* _Exercise details_:
Pick out each line below containing "specimen".

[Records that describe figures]
..........

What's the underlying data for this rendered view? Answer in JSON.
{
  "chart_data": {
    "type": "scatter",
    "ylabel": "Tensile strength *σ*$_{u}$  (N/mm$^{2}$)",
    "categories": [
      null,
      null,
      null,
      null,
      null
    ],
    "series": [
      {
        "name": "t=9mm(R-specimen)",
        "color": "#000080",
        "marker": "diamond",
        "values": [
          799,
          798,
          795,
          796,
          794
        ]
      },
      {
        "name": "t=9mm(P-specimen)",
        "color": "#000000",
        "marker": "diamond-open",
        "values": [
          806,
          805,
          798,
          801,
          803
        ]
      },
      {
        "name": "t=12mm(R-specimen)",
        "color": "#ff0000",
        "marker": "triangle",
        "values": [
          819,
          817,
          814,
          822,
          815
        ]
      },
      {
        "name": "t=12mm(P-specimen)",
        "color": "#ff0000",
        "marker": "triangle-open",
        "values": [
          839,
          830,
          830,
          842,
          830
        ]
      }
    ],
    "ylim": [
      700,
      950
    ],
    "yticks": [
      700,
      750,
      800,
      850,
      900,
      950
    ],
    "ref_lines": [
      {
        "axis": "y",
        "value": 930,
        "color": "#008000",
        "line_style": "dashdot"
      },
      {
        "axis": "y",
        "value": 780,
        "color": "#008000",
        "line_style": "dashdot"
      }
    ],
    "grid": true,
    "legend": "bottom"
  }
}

..........

* _Task result_:
        "name": "t=9mm(R-specimen)",
        "name": "t=9mm(P-specimen)",
        "name": "t=12mm(R-specimen)",
        "name": "t=12mm(P-specimen)",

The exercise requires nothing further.